▶ [What you are asked to do]
Transcribe the entries below exactly; leave every image out.

▶ [Extracted data]

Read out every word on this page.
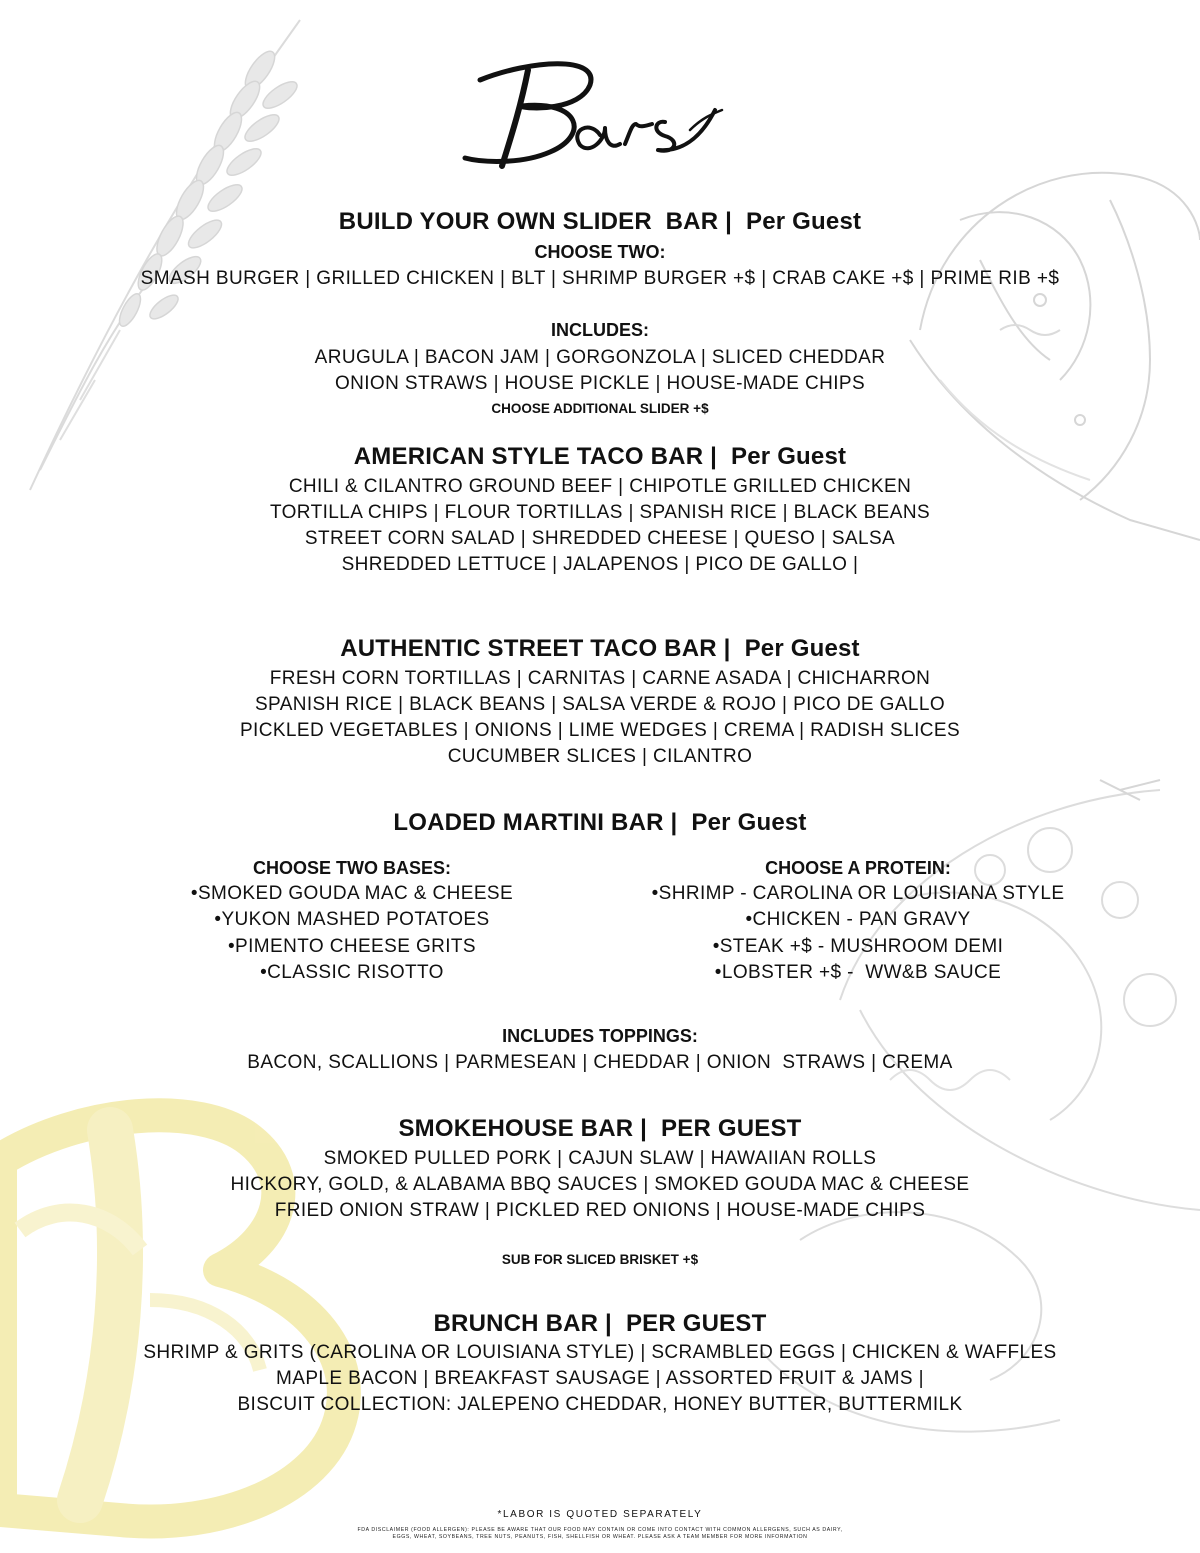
BUILD YOUR OWN SLIDER  BAR | Per Guest
CHOOSE TWO:
SMASH BURGER | GRILLED CHICKEN | BLT | SHRIMP BURGER +$ | CRAB CAKE +$ | PRIME RIB +$
INCLUDES:
ARUGULA | BACON JAM | GORGONZOLA | SLICED CHEDDAR
ONION STRAWS | HOUSE PICKLE | HOUSE-MADE CHIPS
CHOOSE ADDITIONAL SLIDER +$
AMERICAN STYLE TACO BAR | Per Guest
CHILI & CILANTRO GROUND BEEF | CHIPOTLE GRILLED CHICKEN
TORTILLA CHIPS | FLOUR TORTILLAS | SPANISH RICE | BLACK BEANS
STREET CORN SALAD | SHREDDED CHEESE | QUESO | SALSA
SHREDDED LETTUCE | JALAPENOS | PICO DE GALLO |
AUTHENTIC STREET TACO BAR | Per Guest
FRESH CORN TORTILLAS | CARNITAS | CARNE ASADA | CHICHARRON
SPANISH RICE | BLACK BEANS | SALSA VERDE & ROJO | PICO DE GALLO
PICKLED VEGETABLES | ONIONS | LIME WEDGES | CREMA | RADISH SLICES
CUCUMBER SLICES | CILANTRO
LOADED MARTINI BAR | Per Guest
CHOOSE TWO BASES:
•SMOKED GOUDA MAC & CHEESE
•YUKON MASHED POTATOES
•PIMENTO CHEESE GRITS
•CLASSIC RISOTTO
CHOOSE A PROTEIN:
•SHRIMP - CAROLINA OR LOUISIANA STYLE
•CHICKEN - PAN GRAVY
•STEAK +$ - MUSHROOM DEMI
•LOBSTER +$ -  WW&B SAUCE
INCLUDES TOPPINGS:
BACON, SCALLIONS | PARMESEAN | CHEDDAR | ONION  STRAWS | CREMA
SMOKEHOUSE BAR | PER GUEST
SMOKED PULLED PORK | CAJUN SLAW | HAWAIIAN ROLLS
HICKORY, GOLD, & ALABAMA BBQ SAUCES | SMOKED GOUDA MAC & CHEESE
FRIED ONION STRAW | PICKLED RED ONIONS | HOUSE-MADE CHIPS
SUB FOR SLICED BRISKET +$
BRUNCH BAR | PER GUEST
SHRIMP & GRITS (CAROLINA OR LOUISIANA STYLE) | SCRAMBLED EGGS | CHICKEN & WAFFLES
MAPLE BACON | BREAKFAST SAUSAGE | ASSORTED FRUIT & JAMS |
BISCUIT COLLECTION: JALEPENO CHEDDAR, HONEY BUTTER, BUTTERMILK
*LABOR IS QUOTED SEPARATELY
FDA DISCLAIMER (FOOD ALLERGEN): PLEASE BE AWARE THAT OUR FOOD MAY CONTAIN OR COME INTO CONTACT WITH COMMON ALLERGENS, SUCH AS DAIRY,
EGGS, WHEAT, SOYBEANS, TREE NUTS, PEANUTS, FISH, SHELLFISH OR WHEAT. PLEASE ASK A TEAM MEMBER FOR MORE INFORMATION
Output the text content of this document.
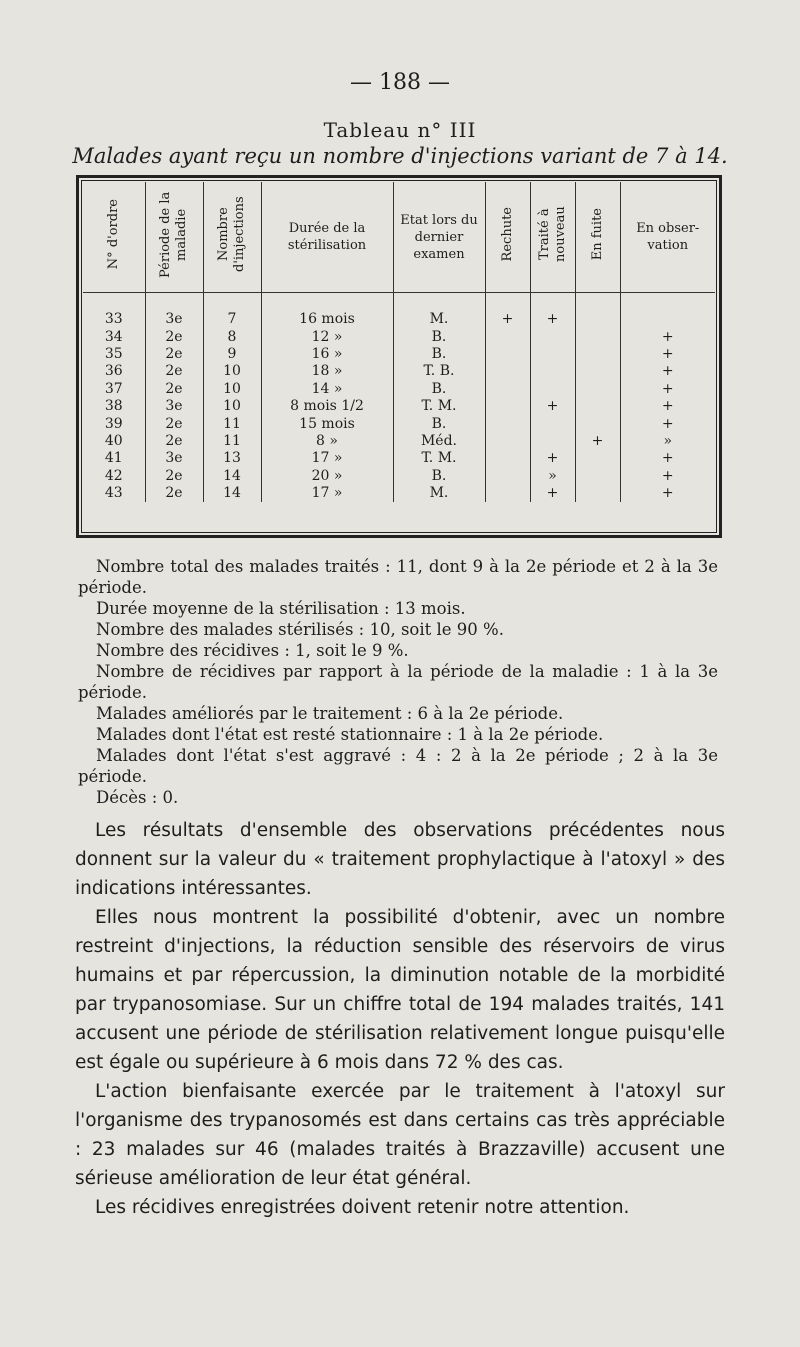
— 188 —
Tableau n° III
Malades ayant reçu un nombre d'injections variant de 7 à 14.
N° d'ordre	Période de la maladie	Nombre d'injections	Durée de la stérilisation	Etat lors du dernier examen	Rechute	Traité à nouveau	En fuite	En obser-vation

33	3e	7	16 mois	M.	+	+		
34	2e	8	12 »	B.				+
35	2e	9	16 »	B.				+
36	2e	10	18 »	T. B.				+
37	2e	10	14 »	B.				+
38	3e	10	8 mois 1/2	T. M.		+		+
39	2e	11	15 mois	B.				+
40	2e	11	8 »	Méd.			+	»
41	3e	13	17 »	T. M.		+		+
42	2e	14	20 »	B.		»		+
43	2e	14	17 »	M.		+		+

Nombre total des malades traités : 11, dont 9 à la 2e période et 2 à la 3e période.

Durée moyenne de la stérilisation : 13 mois.

Nombre des malades stérilisés : 10, soit le 90 %.

Nombre des récidives : 1, soit le 9 %.

Nombre de récidives par rapport à la période de la maladie : 1 à la 3e période.

Malades améliorés par le traitement : 6 à la 2e période.

Malades dont l'état est resté stationnaire : 1 à la 2e période.

Malades dont l'état s'est aggravé : 4 : 2 à la 2e période ; 2 à la 3e période.

Décès : 0.

Les résultats d'ensemble des observations précédentes nous donnent sur la valeur du « traitement prophylactique à l'atoxyl » des indications intéressantes.

Elles nous montrent la possibilité d'obtenir, avec un nombre restreint d'injections, la réduction sensible des réservoirs de virus humains et par répercussion, la diminution notable de la morbidité par trypanosomiase. Sur un chiffre total de 194 malades traités, 141 accusent une période de stérilisation relativement longue puisqu'elle est égale ou supérieure à 6 mois dans 72 % des cas.

L'action bienfaisante exercée par le traitement à l'atoxyl sur l'organisme des trypanosomés est dans certains cas très appréciable : 23 malades sur 46 (malades traités à Brazzaville) accusent une sérieuse amélioration de leur état général.

Les récidives enregistrées doivent retenir notre attention.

▶ [Answer to the exercise]
Read out every word on this page.
BUILD YOUR OWN SLIDER  BAR | Per Guest
CHOOSE TWO:
SMASH BURGER | GRILLED CHICKEN | BLT | SHRIMP BURGER +$ | CRAB CAKE +$ | PRIME RIB +$
INCLUDES:
ARUGULA | BACON JAM | GORGONZOLA | SLICED CHEDDAR
ONION STRAWS | HOUSE PICKLE | HOUSE-MADE CHIPS
CHOOSE ADDITIONAL SLIDER +$
AMERICAN STYLE TACO BAR | Per Guest
CHILI & CILANTRO GROUND BEEF | CHIPOTLE GRILLED CHICKEN
TORTILLA CHIPS | FLOUR TORTILLAS | SPANISH RICE | BLACK BEANS
STREET CORN SALAD | SHREDDED CHEESE | QUESO | SALSA
SHREDDED LETTUCE | JALAPENOS | PICO DE GALLO |
AUTHENTIC STREET TACO BAR | Per Guest
FRESH CORN TORTILLAS | CARNITAS | CARNE ASADA | CHICHARRON
SPANISH RICE | BLACK BEANS | SALSA VERDE & ROJO | PICO DE GALLO
PICKLED VEGETABLES | ONIONS | LIME WEDGES | CREMA | RADISH SLICES
CUCUMBER SLICES | CILANTRO
LOADED MARTINI BAR | Per Guest
CHOOSE TWO BASES:
•SMOKED GOUDA MAC & CHEESE
•YUKON MASHED POTATOES
•PIMENTO CHEESE GRITS
•CLASSIC RISOTTO
CHOOSE A PROTEIN:
•SHRIMP - CAROLINA OR LOUISIANA STYLE
•CHICKEN - PAN GRAVY
•STEAK +$ - MUSHROOM DEMI
•LOBSTER +$ -  WW&B SAUCE
INCLUDES TOPPINGS:
BACON, SCALLIONS | PARMESEAN | CHEDDAR | ONION  STRAWS | CREMA
SMOKEHOUSE BAR | PER GUEST
SMOKED PULLED PORK | CAJUN SLAW | HAWAIIAN ROLLS
HICKORY, GOLD, & ALABAMA BBQ SAUCES | SMOKED GOUDA MAC & CHEESE
FRIED ONION STRAW | PICKLED RED ONIONS | HOUSE-MADE CHIPS
SUB FOR SLICED BRISKET +$
BRUNCH BAR | PER GUEST
SHRIMP & GRITS (CAROLINA OR LOUISIANA STYLE) | SCRAMBLED EGGS | CHICKEN & WAFFLES
MAPLE BACON | BREAKFAST SAUSAGE | ASSORTED FRUIT & JAMS |
BISCUIT COLLECTION: JALEPENO CHEDDAR, HONEY BUTTER, BUTTERMILK
*LABOR IS QUOTED SEPARATELY
FDA DISCLAIMER (FOOD ALLERGEN): PLEASE BE AWARE THAT OUR FOOD MAY CONTAIN OR COME INTO CONTACT WITH COMMON ALLERGENS, SUCH AS DAIRY,
EGGS, WHEAT, SOYBEANS, TREE NUTS, PEANUTS, FISH, SHELLFISH OR WHEAT. PLEASE ASK A TEAM MEMBER FOR MORE INFORMATION
Output the text content of this document.
— 188 —
Tableau n° III
Malades ayant reçu un nombre d'injections variant de 7 à 14.
N° d'ordre	Période de la maladie	Nombre d'injections	Durée de la stérilisation	Etat lors du dernier examen	Rechute	Traité à nouveau	En fuite	En obser-vation

33	3e	7	16 mois	M.	+	+		
34	2e	8	12 »	B.				+
35	2e	9	16 »	B.				+
36	2e	10	18 »	T. B.				+
37	2e	10	14 »	B.				+
38	3e	10	8 mois 1/2	T. M.		+		+
39	2e	11	15 mois	B.				+
40	2e	11	8 »	Méd.			+	»
41	3e	13	17 »	T. M.		+		+
42	2e	14	20 »	B.		»		+
43	2e	14	17 »	M.		+		+

Nombre total des malades traités : 11, dont 9 à la 2e période et 2 à la 3e période.

Durée moyenne de la stérilisation : 13 mois.

Nombre des malades stérilisés : 10, soit le 90 %.

Nombre des récidives : 1, soit le 9 %.

Nombre de récidives par rapport à la période de la maladie : 1 à la 3e période.

Malades améliorés par le traitement : 6 à la 2e période.

Malades dont l'état est resté stationnaire : 1 à la 2e période.

Malades dont l'état s'est aggravé : 4 : 2 à la 2e période ; 2 à la 3e période.

Décès : 0.

Les résultats d'ensemble des observations précédentes nous donnent sur la valeur du « traitement prophylactique à l'atoxyl » des indications intéressantes.

Elles nous montrent la possibilité d'obtenir, avec un nombre restreint d'injections, la réduction sensible des réservoirs de virus humains et par répercussion, la diminution notable de la morbidité par trypanosomiase. Sur un chiffre total de 194 malades traités, 141 accusent une période de stérilisation relativement longue puisqu'elle est égale ou supérieure à 6 mois dans 72 % des cas.

L'action bienfaisante exercée par le traitement à l'atoxyl sur l'organisme des trypanosomés est dans certains cas très appréciable : 23 malades sur 46 (malades traités à Brazzaville) accusent une sérieuse amélioration de leur état général.

Les récidives enregistrées doivent retenir notre attention.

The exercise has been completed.